------ RAW DATA

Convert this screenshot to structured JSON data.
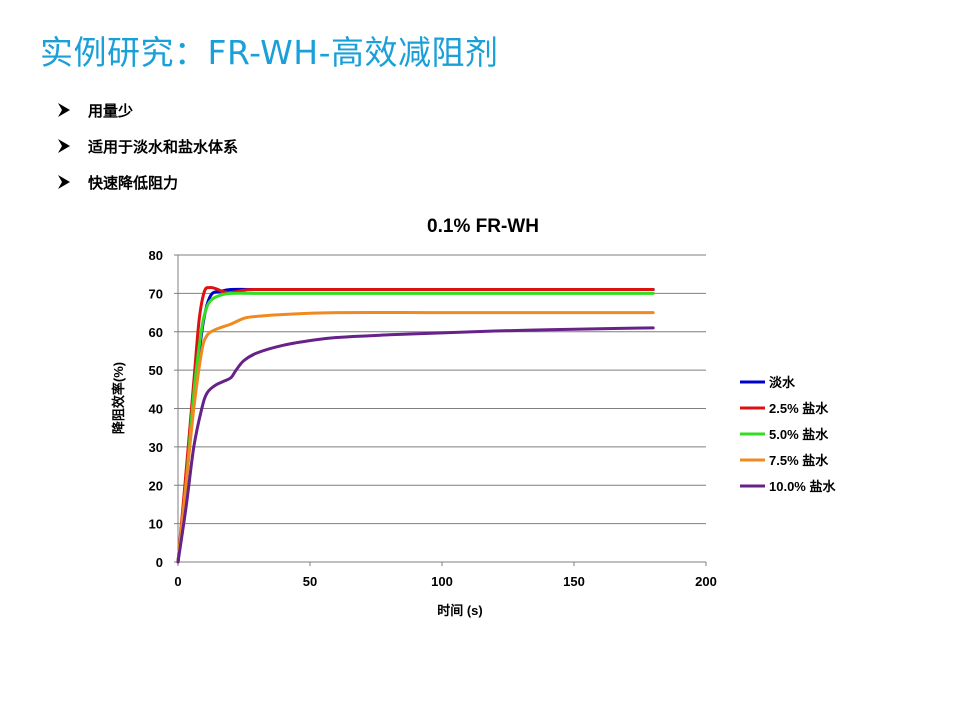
{
  "slide": {
    "title": "实例研究：FR-WH-高效减阻剂",
    "bullets": [
      {
        "text": "用量少"
      },
      {
        "text": "适用于淡水和盐水体系"
      },
      {
        "text": "快速降低阻力"
      }
    ]
  },
  "colors": {
    "title": "#1aa0d8",
    "grid": "#7f7f7f"
  },
  "chart_data": {
    "type": "line",
    "title": "0.1%  FR-WH",
    "xlabel": "时间 (s)",
    "ylabel": "降阻效率(%)",
    "xlim": [
      0,
      200
    ],
    "ylim": [
      0,
      80
    ],
    "xticks": [
      0,
      50,
      100,
      150,
      200
    ],
    "yticks": [
      0,
      10,
      20,
      30,
      40,
      50,
      60,
      70,
      80
    ],
    "grid": "horizontal",
    "legend_position": "right",
    "series": [
      {
        "name": "淡水",
        "color": "#0000cc",
        "points": [
          [
            0,
            0
          ],
          [
            3,
            20
          ],
          [
            6,
            42
          ],
          [
            9,
            60
          ],
          [
            11,
            67
          ],
          [
            13,
            70
          ],
          [
            16,
            70.5
          ],
          [
            20,
            71
          ],
          [
            30,
            71
          ],
          [
            60,
            71
          ],
          [
            100,
            71
          ],
          [
            140,
            71
          ],
          [
            180,
            71
          ]
        ]
      },
      {
        "name": "2.5% 盐水",
        "color": "#dd1111",
        "points": [
          [
            0,
            0
          ],
          [
            3,
            23
          ],
          [
            6,
            47
          ],
          [
            8,
            63
          ],
          [
            10,
            70.5
          ],
          [
            12,
            71.5
          ],
          [
            14,
            71.3
          ],
          [
            17,
            70.5
          ],
          [
            20,
            70.2
          ],
          [
            25,
            70.8
          ],
          [
            30,
            71
          ],
          [
            60,
            71
          ],
          [
            100,
            71
          ],
          [
            140,
            71
          ],
          [
            180,
            71
          ]
        ]
      },
      {
        "name": "5.0% 盐水",
        "color": "#33dd22",
        "points": [
          [
            0,
            0
          ],
          [
            3,
            20
          ],
          [
            6,
            44
          ],
          [
            9,
            61
          ],
          [
            11,
            66.5
          ],
          [
            13,
            68.5
          ],
          [
            16,
            69.5
          ],
          [
            20,
            70
          ],
          [
            30,
            70
          ],
          [
            60,
            70
          ],
          [
            100,
            70
          ],
          [
            140,
            70
          ],
          [
            180,
            70
          ]
        ]
      },
      {
        "name": "7.5% 盐水",
        "color": "#f08a20",
        "points": [
          [
            0,
            0
          ],
          [
            3,
            20
          ],
          [
            6,
            40
          ],
          [
            9,
            55
          ],
          [
            11,
            59
          ],
          [
            14,
            60.5
          ],
          [
            20,
            62
          ],
          [
            25,
            63.5
          ],
          [
            30,
            64
          ],
          [
            40,
            64.5
          ],
          [
            60,
            65
          ],
          [
            100,
            65
          ],
          [
            140,
            65
          ],
          [
            180,
            65
          ]
        ]
      },
      {
        "name": "10.0% 盐水",
        "color": "#662288",
        "points": [
          [
            0,
            0
          ],
          [
            3,
            14
          ],
          [
            6,
            30
          ],
          [
            9,
            40
          ],
          [
            11,
            44
          ],
          [
            14,
            46
          ],
          [
            17,
            47
          ],
          [
            20,
            48
          ],
          [
            22,
            50
          ],
          [
            25,
            52.5
          ],
          [
            30,
            54.5
          ],
          [
            40,
            56.5
          ],
          [
            50,
            57.7
          ],
          [
            60,
            58.5
          ],
          [
            80,
            59.2
          ],
          [
            100,
            59.7
          ],
          [
            120,
            60.2
          ],
          [
            140,
            60.5
          ],
          [
            160,
            60.8
          ],
          [
            180,
            61
          ]
        ]
      }
    ]
  }
}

------------

» PROBLEM STATEMENT: Reproduce each line from the records that contains the word "title".

» RESPONSE:
    "title": "实例研究：FR-WH-高效减阻剂",
    "title": "#1aa0d8",
    "title": "0.1%  FR-WH",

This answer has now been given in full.